++++ ITEMS ++++
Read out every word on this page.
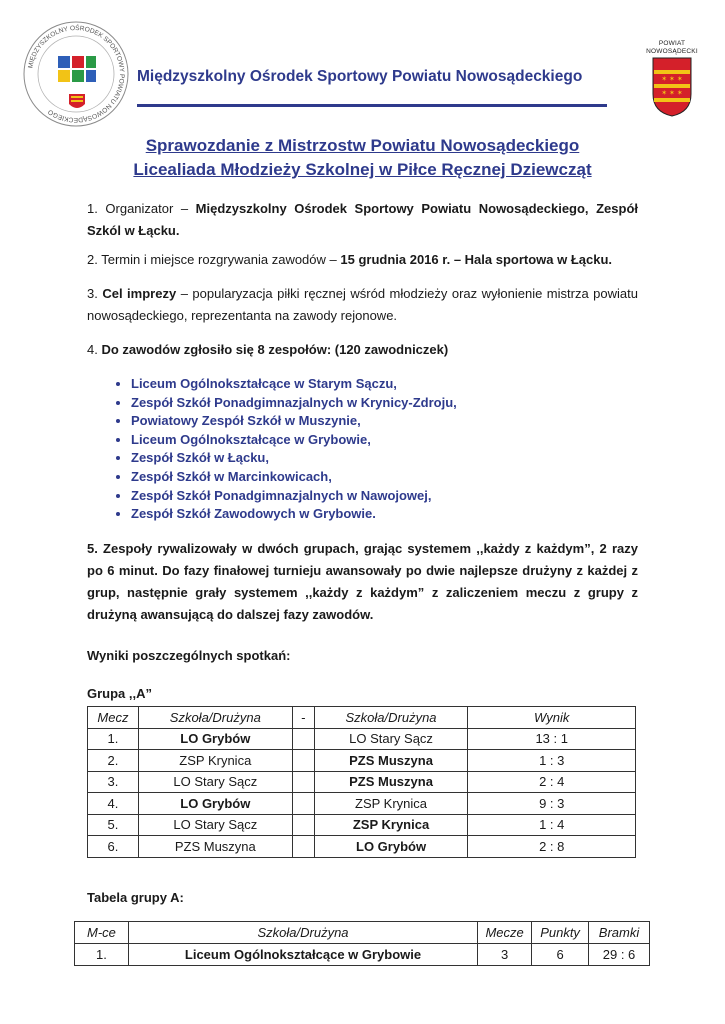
MIĘDZYSZKOLNY OŚRODEK SPORTOWY POWIATU NOWOSĄDECKIEGO
Międzyszkolny Ośrodek Sportowy Powiatu Nowosądeckiego
POWIAT
NOWOSĄDECKI
✶ ✶ ✶
✶ ✶ ✶
Sprawozdanie z Mistrzostw Powiatu Nowosądeckiego
Licealiada Młodzieży Szkolnej w Piłce Ręcznej Dziewcząt

1. Organizator – Międzyszkolny Ośrodek Sportowy Powiatu Nowosądeckiego, Zespół Szkól w Łącku.

2. Termin i miejsce rozgrywania zawodów – 15 grudnia 2016 r. – Hala sportowa w Łącku.

3. Cel imprezy – popularyzacja piłki ręcznej wśród młodzieży oraz wyłonienie mistrza powiatu nowosądeckiego, reprezentanta na zawody rejonowe.

4. Do zawodów zgłosiło się 8 zespołów: (120 zawodniczek)

• Liceum Ogólnokształcące w Starym Sączu,
• Zespół Szkół Ponadgimnazjalnych w Krynicy-Zdroju,
• Powiatowy Zespół Szkół w Muszynie,
• Liceum Ogólnokształcące w Grybowie,
• Zespół Szkół w Łącku,
• Zespół Szkół w Marcinkowicach,
• Zespół Szkół Ponadgimnazjalnych w Nawojowej,
• Zespół Szkół Zawodowych w Grybowie.

5. Zespoły rywalizowały w dwóch grupach, grając systemem ,,każdy z każdym”, 2 razy po 6 minut. Do fazy finałowej turnieju awansowały po dwie najlepsze drużyny z każdej z grup, następnie grały systemem ,,każdy z każdym” z zaliczeniem meczu z grupy z drużyną awansującą do dalszej fazy zawodów.

Wyniki poszczególnych spotkań:

Grupa ,,A”

Mecz	Szkoła/Drużyna	-	Szkoła/Drużyna	Wynik
1.	LO Grybów		LO Stary Sącz	13 : 1
2.	ZSP Krynica		PZS Muszyna	1 : 3
3.	LO Stary Sącz		PZS Muszyna	2 : 4
4.	LO Grybów		ZSP Krynica	9 : 3
5.	LO Stary Sącz		ZSP Krynica	1 : 4
6.	PZS Muszyna		LO Grybów	2 : 8
Tabela grupy A:
M-ce	Szkoła/Drużyna	Mecze	Punkty	Bramki
1.	Liceum Ogólnokształcące w Grybowie	3	6	29 : 6
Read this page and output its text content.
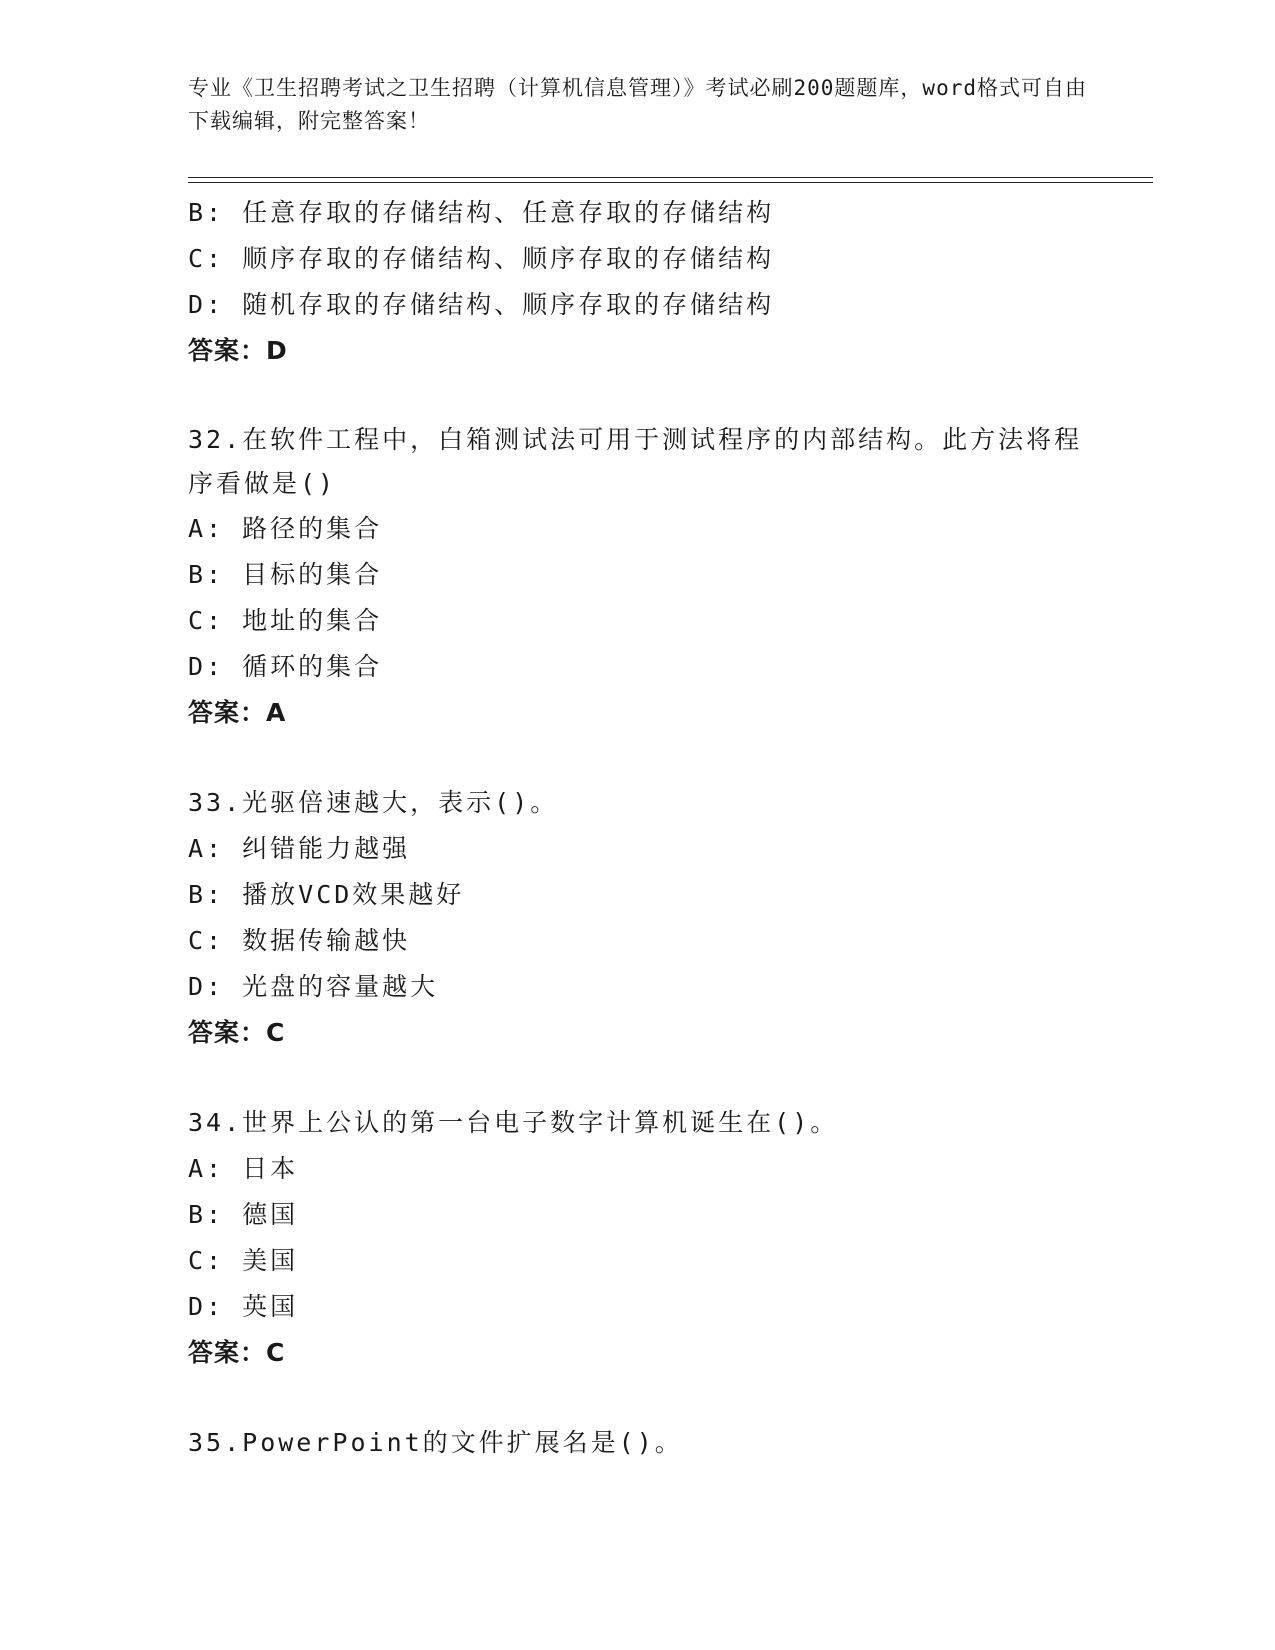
专业《卫生招聘考试之卫生招聘（计算机信息管理）》考试必刷200题题库，word格式可自由下载编辑，附完整答案！
B: 任意存取的存储结构、任意存取的存储结构
C: 顺序存取的存储结构、顺序存取的存储结构
D: 随机存取的存储结构、顺序存取的存储结构
答案：D
32.在软件工程中，白箱测试法可用于测试程序的内部结构。此方法将程序看做是()
A: 路径的集合
B: 目标的集合
C: 地址的集合
D: 循环的集合
答案：A
33.光驱倍速越大，表示()。
A: 纠错能力越强
B: 播放VCD效果越好
C: 数据传输越快
D: 光盘的容量越大
答案：C
34.世界上公认的第一台电子数字计算机诞生在()。
A: 日本
B: 德国
C: 美国
D: 英国
答案：C
35.PowerPoint的文件扩展名是()。
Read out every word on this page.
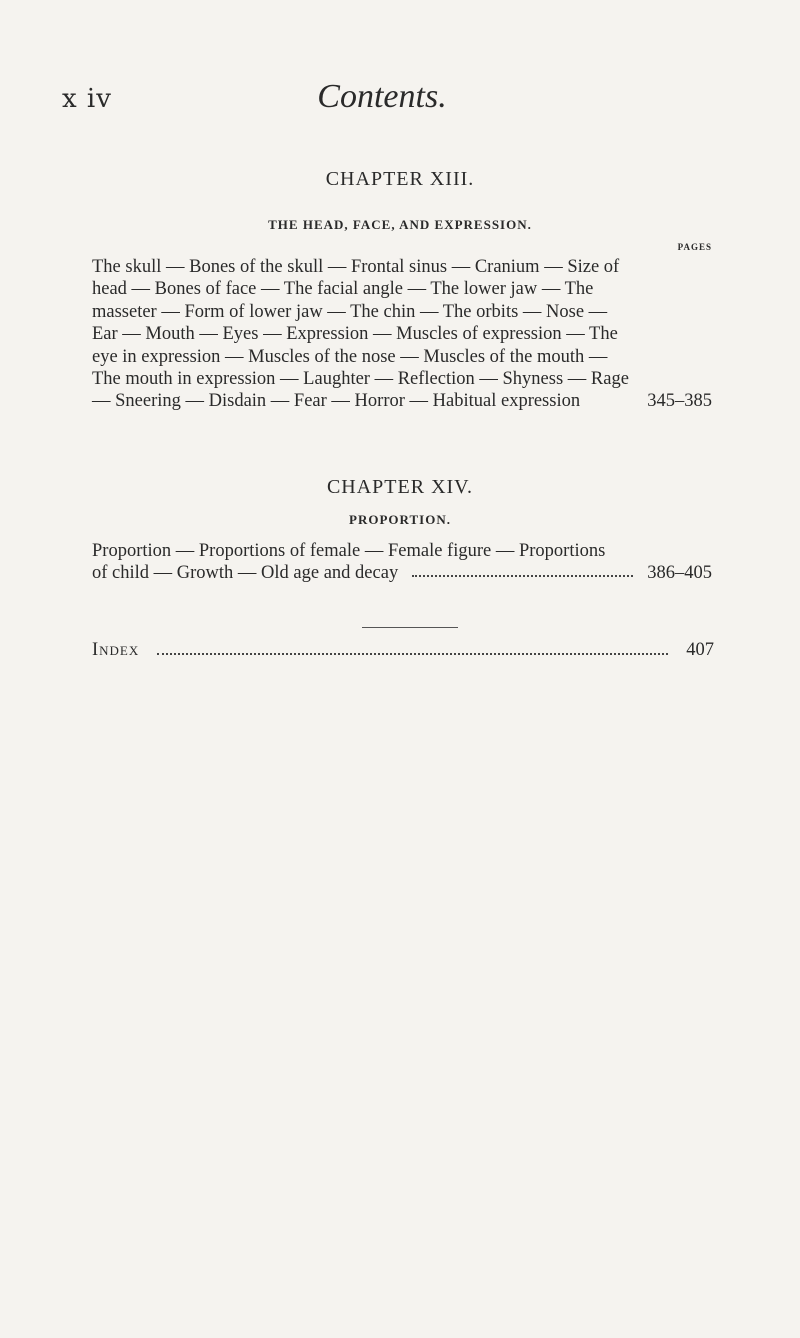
x iv	Contents.
CHAPTER XIII.
THE HEAD, FACE, AND EXPRESSION.
PAGES
The skull — Bones of the skull — Frontal sinus — Cranium — Size of
head — Bones of face — The facial angle — The lower jaw — The
masseter — Form of lower jaw — The chin — The orbits — Nose —
Ear — Mouth — Eyes — Expression — Muscles of expression — The
eye in expression — Muscles of the nose — Muscles of the mouth —
The mouth in expression — Laughter — Reflection — Shyness — Rage
— Sneering — Disdain — Fear — Horror — Habitual expression	345–385
CHAPTER XIV.
PROPORTION.
Proportion — Proportions of female — Female figure — Proportions
of child — Growth — Old age and decay	386–405
Index	407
++++
● **EXERCISE PROMPT**: Gather from the data above every line with the string "Grybów".

● **SOLUTION FOR THIS TASK**:
1.	LO Grybów		LO Stary Sącz	13 : 1
4.	LO Grybów		ZSP Krynica	9 : 3
6.	PZS Muszyna		LO Grybów	2 : 8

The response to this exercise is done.